### Requirements
Leave out any picture and return the remaining listing below exactly as given.

++++ Given information ++++

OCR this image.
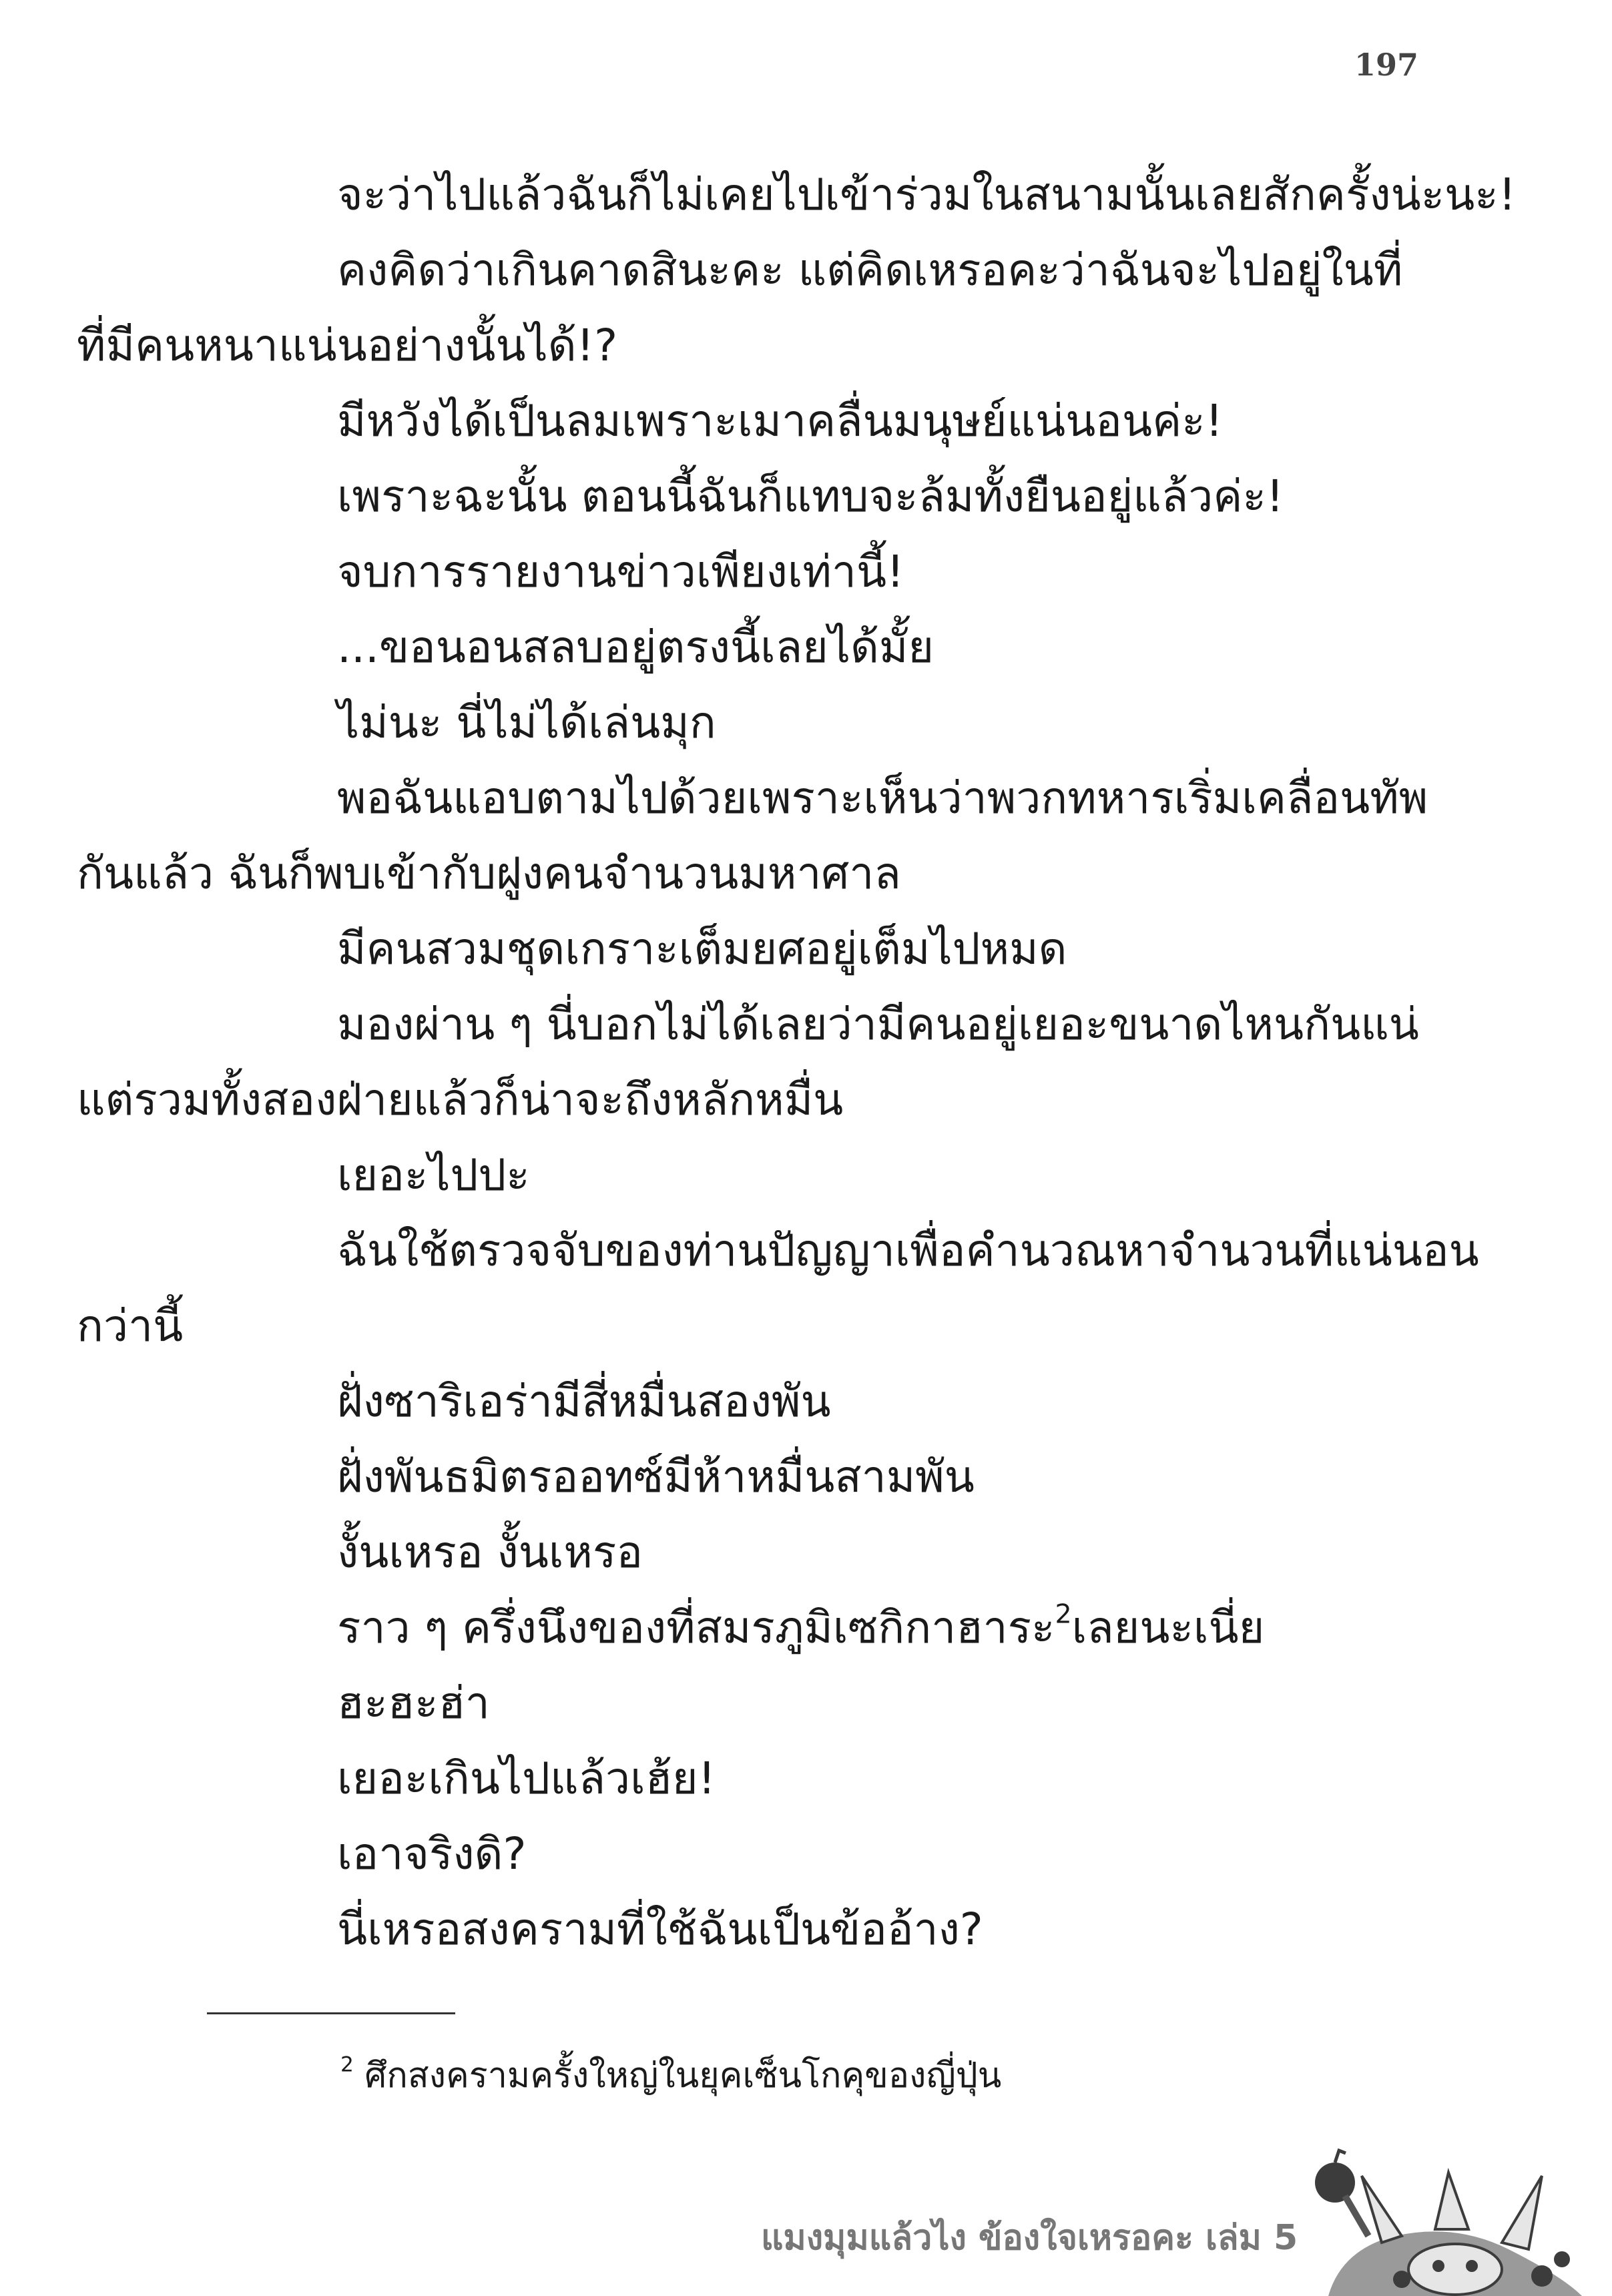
197

จะว่าไปแล้วฉันก็ไม่เคยไปเข้าร่วมในสนามนั้นเลยสักครั้งน่ะนะ!

คงคิดว่าเกินคาดสินะคะ แต่คิดเหรอคะว่าฉันจะไปอยู่ในที่
ที่มีคนหนาแน่นอย่างนั้นได้!?

มีหวังได้เป็นลมเพราะเมาคลื่นมนุษย์แน่นอนค่ะ!

เพราะฉะนั้น ตอนนี้ฉันก็แทบจะล้มทั้งยืนอยู่แล้วค่ะ!

จบการรายงานข่าวเพียงเท่านี้!

...ขอนอนสลบอยู่ตรงนี้เลยได้มั้ย

ไม่นะ นี่ไม่ได้เล่นมุก

พอฉันแอบตามไปด้วยเพราะเห็นว่าพวกทหารเริ่มเคลื่อนทัพ
กันแล้ว ฉันก็พบเข้ากับฝูงคนจำนวนมหาศาล

มีคนสวมชุดเกราะเต็มยศอยู่เต็มไปหมด

มองผ่าน ๆ นี่บอกไม่ได้เลยว่ามีคนอยู่เยอะขนาดไหนกันแน่
แต่รวมทั้งสองฝ่ายแล้วก็น่าจะถึงหลักหมื่น

เยอะไปปะ

ฉันใช้ตรวจจับของท่านปัญญาเพื่อคำนวณหาจำนวนที่แน่นอน
กว่านี้

ฝั่งซาริเอร่ามีสี่หมื่นสองพัน

ฝั่งพันธมิตรออทซ์มีห้าหมื่นสามพัน

งั้นเหรอ งั้นเหรอ

ราว ๆ ครึ่งนึงของที่สมรภูมิเซกิกาฮาระ$^2$เลยนะเนี่ย

ฮะฮะฮ่า

เยอะเกินไปแล้วเฮ้ย!

เอาจริงดิ?

นี่เหรอสงครามที่ใช้ฉันเป็นข้ออ้าง?

$^2$ ศึกสงครามครั้งใหญ่ในยุคเซ็นโกคุของญี่ปุ่น
แมงมุมแล้วไง ข้องใจเหรอคะ เล่ม 5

++++

### Worked answer
OCR this image.
197

จะว่าไปแล้วฉันก็ไม่เคยไปเข้าร่วมในสนามนั้นเลยสักครั้งน่ะนะ!

คงคิดว่าเกินคาดสินะคะ แต่คิดเหรอคะว่าฉันจะไปอยู่ในที่
ที่มีคนหนาแน่นอย่างนั้นได้!?

มีหวังได้เป็นลมเพราะเมาคลื่นมนุษย์แน่นอนค่ะ!

เพราะฉะนั้น ตอนนี้ฉันก็แทบจะล้มทั้งยืนอยู่แล้วค่ะ!

จบการรายงานข่าวเพียงเท่านี้!

...ขอนอนสลบอยู่ตรงนี้เลยได้มั้ย

ไม่นะ นี่ไม่ได้เล่นมุก

พอฉันแอบตามไปด้วยเพราะเห็นว่าพวกทหารเริ่มเคลื่อนทัพ
กันแล้ว ฉันก็พบเข้ากับฝูงคนจำนวนมหาศาล

มีคนสวมชุดเกราะเต็มยศอยู่เต็มไปหมด

มองผ่าน ๆ นี่บอกไม่ได้เลยว่ามีคนอยู่เยอะขนาดไหนกันแน่
แต่รวมทั้งสองฝ่ายแล้วก็น่าจะถึงหลักหมื่น

เยอะไปปะ

ฉันใช้ตรวจจับของท่านปัญญาเพื่อคำนวณหาจำนวนที่แน่นอน
กว่านี้

ฝั่งซาริเอร่ามีสี่หมื่นสองพัน

ฝั่งพันธมิตรออทซ์มีห้าหมื่นสามพัน

งั้นเหรอ งั้นเหรอ

ราว ๆ ครึ่งนึงของที่สมรภูมิเซกิกาฮาระ$^2$เลยนะเนี่ย

ฮะฮะฮ่า

เยอะเกินไปแล้วเฮ้ย!

เอาจริงดิ?

นี่เหรอสงครามที่ใช้ฉันเป็นข้ออ้าง?

$^2$ ศึกสงครามครั้งใหญ่ในยุคเซ็นโกคุของญี่ปุ่น
แมงมุมแล้วไง ข้องใจเหรอคะ เล่ม 5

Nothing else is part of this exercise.